Task details
Please turn the lines of the listing below, from the line containing "Patent image size: (943, 577)." through the end of the listing, inclusive, into a Markdown table with the columns Row and Line, skipping blank lines. Include only those lines.
───── Data records ─────
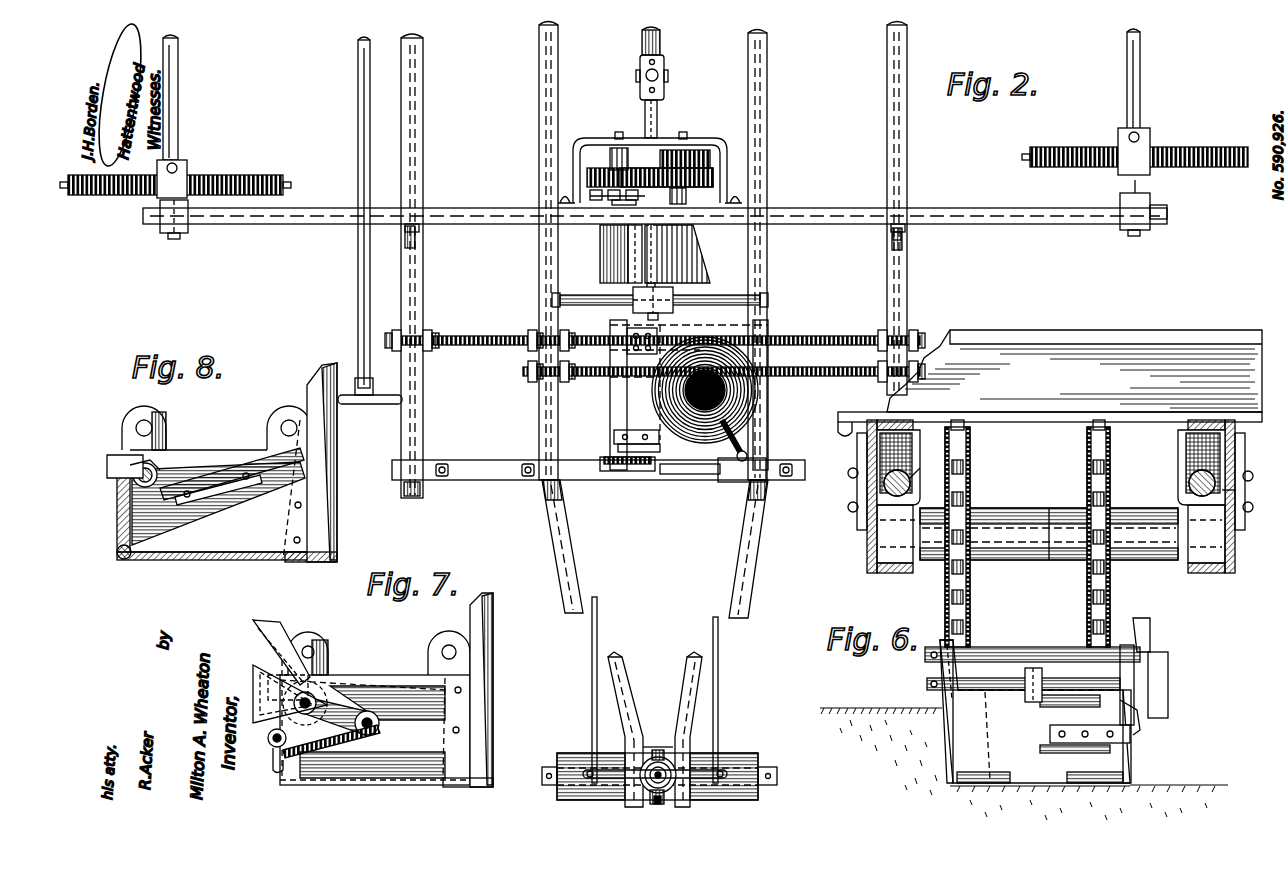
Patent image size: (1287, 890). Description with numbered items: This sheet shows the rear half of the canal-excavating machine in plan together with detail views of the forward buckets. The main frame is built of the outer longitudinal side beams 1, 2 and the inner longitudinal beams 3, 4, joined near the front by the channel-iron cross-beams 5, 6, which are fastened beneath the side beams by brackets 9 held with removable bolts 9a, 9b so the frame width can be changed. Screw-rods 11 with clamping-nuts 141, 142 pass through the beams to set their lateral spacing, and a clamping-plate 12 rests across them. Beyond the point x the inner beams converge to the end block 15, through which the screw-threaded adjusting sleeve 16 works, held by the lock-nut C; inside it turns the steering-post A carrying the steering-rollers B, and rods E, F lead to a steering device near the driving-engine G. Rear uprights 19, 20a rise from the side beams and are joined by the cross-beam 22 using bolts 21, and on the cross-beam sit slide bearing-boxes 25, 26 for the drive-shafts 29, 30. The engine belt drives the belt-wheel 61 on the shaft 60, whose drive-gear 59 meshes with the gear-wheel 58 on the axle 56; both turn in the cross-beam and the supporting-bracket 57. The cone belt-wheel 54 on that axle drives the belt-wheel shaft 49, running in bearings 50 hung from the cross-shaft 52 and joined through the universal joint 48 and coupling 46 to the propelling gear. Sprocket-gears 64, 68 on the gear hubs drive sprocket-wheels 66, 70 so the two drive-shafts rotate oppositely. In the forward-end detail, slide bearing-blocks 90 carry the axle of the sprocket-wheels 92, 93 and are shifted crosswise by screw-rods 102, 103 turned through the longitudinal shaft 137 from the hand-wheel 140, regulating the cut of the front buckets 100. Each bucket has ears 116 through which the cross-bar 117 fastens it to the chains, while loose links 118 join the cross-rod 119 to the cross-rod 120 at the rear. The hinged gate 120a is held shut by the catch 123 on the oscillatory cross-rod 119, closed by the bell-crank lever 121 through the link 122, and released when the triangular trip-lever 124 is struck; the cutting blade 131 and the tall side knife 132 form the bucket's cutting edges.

In FIG. 2, the outer longitudinal side beam 1 is at (403, 428).
In FIG. 2, the outer longitudinal side beam 2 is at (907, 283).
In FIG. 6, the outer longitudinal side beam 2 is at (1074, 371).
In FIG. 2, the inner longitudinal beam 3 is at (541, 108).
In FIG. 2, the inner longitudinal beam 4 is at (767, 128).
In FIG. 6, the channel-iron cross-beam 5 is at (868, 548).
In FIG. 6, the channel-iron cross-beam 6 is at (1205, 573).
In FIG. 6, the bracket 9 is at (858, 445).
In FIG. 6, the removable bolt 9a is at (850, 507).
In FIG. 6, the removable bolt 9b is at (848, 424).
In FIG. 2, the screw-rod 11 is at (466, 335).
In FIG. 2, the clamping-plate 12 is at (598, 462).
In FIG. 2, the end block 15 is at (645, 746).
In FIG. 2, the adjusting sleeve 16 is at (695, 800).
In FIG. 2, the rear upright 19 is at (418, 238).
In FIG. 2, the rear upright 20a is at (905, 230).
In FIG. 2, the bolt 21 is at (406, 246).
In FIG. 2, the cross-beam 22 is at (323, 229).
In FIG. 2, the slide bearing-box 25 is at (163, 233).
In FIG. 2, the slide bearing-box 26 is at (1150, 226).
In FIG. 2, the drive-shaft 29 is at (180, 122).
In FIG. 2, the longitudinal drive-shaft 30 is at (1140, 85).
In FIG. 2, the coupling 46 is at (660, 46).
In FIG. 2, the universal joint 48 is at (664, 80).
In FIG. 2, the belt-wheel shaft 49 is at (658, 128).
In FIG. 2, the bearing 50 is at (673, 305).
In FIG. 2, the cross-shaft 52 is at (757, 292).
In FIG. 2, the belt-wheel 54 is at (708, 256).
In FIG. 2, the axle 56 is at (686, 133).
In FIG. 2, the supporting-bracket 57 is at (727, 150).
In FIG. 2, the gear-wheel 58 is at (713, 178).
In FIG. 2, the drive-gear 59 is at (588, 179).
In FIG. 2, the shaft 60 is at (617, 134).
In FIG. 2, the belt-wheel 61 is at (606, 250).
In FIG. 2, the sprocket-gear 64 is at (612, 205).
In FIG. 2, the sprocket-wheel 66 is at (262, 174).
In FIG. 2, the sprocket-gear 68 is at (712, 158).
In FIG. 2, the sprocket-wheel 70 is at (1092, 148).
In FIG. 6, the slide bearing-block 90 is at (910, 485).
In FIG. 6, the sprocket-wheel 92 is at (964, 474).
In FIG. 6, the sprocket-wheel 93 is at (1108, 470).
In FIG. 6, the front bucket 100 is at (1035, 711).
In FIG. 7, the front bucket 100 is at (375, 712).
In FIG. 6, the screw-rod 102 is at (910, 477).
In FIG. 6, the screw-rod 103 is at (1238, 488).
In FIG. 8, the projecting ear 116 is at (275, 410).
In FIG. 7, the projecting ear 116 is at (428, 652).
In FIG. 6, the cross-bar 117 is at (942, 651).
In FIG. 6, the loose link 118 is at (836, 712).
In FIG. 8, the loose link 118 is at (163, 425).
In FIG. 7, the loose link 118 is at (312, 640).
In FIG. 6, the oscillatory cross-rod 119 is at (943, 680).
In FIG. 8, the oscillatory cross-rod 119 is at (152, 468).
In FIG. 7, the oscillatory cross-rod 119 is at (318, 692).
In FIG. 6, the cross-rod 120 is at (1145, 655).
In FIG. 6, the hinged gate 120a is at (1100, 757).
In FIG. 8, the hinged gate 120a is at (197, 505).
In FIG. 7, the hinged gate 120a is at (274, 748).
In FIG. 6, the bell-crank lever 121 is at (1142, 622).
In FIG. 7, the bell-crank lever 121 is at (272, 622).
In FIG. 6, the link 122 is at (1133, 722).
In FIG. 7, the link 122 is at (318, 738).
In FIG. 6, the catch 123 is at (1025, 702).
In FIG. 8, the catch 123 is at (108, 458).
In FIG. 7, the catch 123 is at (268, 683).
In FIG. 6, the trip-lever 124 is at (1168, 672).
In FIG. 7, the trip-lever 124 is at (274, 694).
In FIG. 8, the cutting blade 131 is at (325, 560).
In FIG. 7, the cutting blade 131 is at (471, 795).
In FIG. 6, the cutting knife 132 is at (946, 740).
In FIG. 8, the cutting knife 132 is at (313, 378).
In FIG. 7, the cutting knife 132 is at (491, 634).
In FIG. 2, the longitudinal shaft 137 is at (358, 138).
In FIG. 2, the hand-wheel 140 is at (370, 401).
In FIG. 2, the clamping-nut 141 is at (392, 338).
In FIG. 2, the clamping-nut 142 is at (433, 330).
In FIG. 2, the steering-post A is at (672, 770).
In FIG. 2, the steering-roller B is at (570, 802).
In FIG. 2, the lock-nut C is at (652, 806).
In FIG. 2, the steering rod E is at (594, 672).
In FIG. 2, the steering rod F is at (720, 680).
In FIG. 2, the driving-engine G is at (689, 395).
In FIG. 2, the section line x is at (620, 290).
In FIG. 6, the section line x is at (1050, 640).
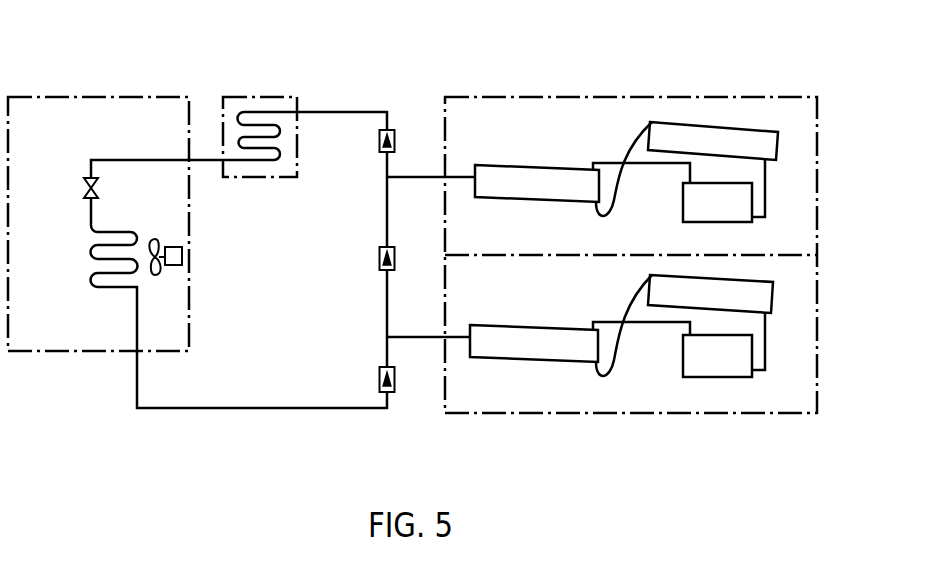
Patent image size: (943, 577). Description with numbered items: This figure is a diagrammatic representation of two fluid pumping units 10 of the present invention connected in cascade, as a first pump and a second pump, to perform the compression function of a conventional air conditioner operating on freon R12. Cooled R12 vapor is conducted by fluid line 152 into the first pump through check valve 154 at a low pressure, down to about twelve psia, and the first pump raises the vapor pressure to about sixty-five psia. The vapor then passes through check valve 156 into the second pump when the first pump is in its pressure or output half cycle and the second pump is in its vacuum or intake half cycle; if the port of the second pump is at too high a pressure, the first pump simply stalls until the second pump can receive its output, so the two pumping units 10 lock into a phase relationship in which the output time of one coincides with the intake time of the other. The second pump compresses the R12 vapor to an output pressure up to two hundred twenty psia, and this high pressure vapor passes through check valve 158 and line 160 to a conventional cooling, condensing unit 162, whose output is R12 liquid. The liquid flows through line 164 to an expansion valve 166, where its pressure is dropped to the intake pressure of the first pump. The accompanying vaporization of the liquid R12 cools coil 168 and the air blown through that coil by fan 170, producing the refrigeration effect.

The fluid pumping unit 10 is at (655, 98).
The fluid line 152 is at (280, 408).
The check valve 154 is at (379, 378).
The check valve 156 is at (379, 262).
The check valve 158 is at (379, 137).
The line 160 is at (350, 112).
The cooling, condensing unit 162 is at (285, 97).
The line 164 is at (171, 160).
The expansion valve 166 is at (84, 183).
The coil 168 is at (93, 252).
The fan 170 is at (182, 246).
─────
Correct answer
| Row | Line |
|---|---|
| 1 | Patent image size: (943, 577). Description with numbered items: This figure is a diagrammatic representation of two fluid pumping units 10 of the present invention connected in cascade, as a first pump and a second pump, to perform the compression function of a conventional air conditioner operating on freon R12. Cooled R12 vapor is conducted by fluid line 152 into the first pump through check valve 154 at a low pressure, down to about twelve psia, and the first pump raises the vapor pressure to about sixty-five psia. The vapor then passes through check valve 156 into the second pump when the first pump is in its pressure or output half cycle and the second pump is in its vacuum or intake half cycle; if the port of the second pump is at too high a pressure, the first pump simply stalls until the second pump can receive its output, so the two pumping units 10 lock into a phase relationship in which the output time of one coincides with the intake time of the other. The second pump compresses the R12 vapor to an output pressure up to two hundred twenty psia, and this high pressure vapor passes through check valve 158 and line 160 to a conventional cooling, condensing unit 162, whose output is R12 liquid. The liquid flows through line 164 to an expansion valve 166, where its pressure is dropped to the intake pressure of the first pump. The accompanying vaporization of the liquid R12 cools coil 168 and the air blown through that coil by fan 170, producing the refrigeration effect. |
| 2 | The fluid pumping unit 10 is at (655, 98). |
| 3 | The fluid line 152 is at (280, 408). |
| 4 | The check valve 154 is at (379, 378). |
| 5 | The check valve 156 is at (379, 262). |
| 6 | The check valve 158 is at (379, 137). |
| 7 | The line 160 is at (350, 112). |
| 8 | The cooling, condensing unit 162 is at (285, 97). |
| 9 | The line 164 is at (171, 160). |
| 10 | The expansion valve 166 is at (84, 183). |
| 11 | The coil 168 is at (93, 252). |
| 12 | The fan 170 is at (182, 246). |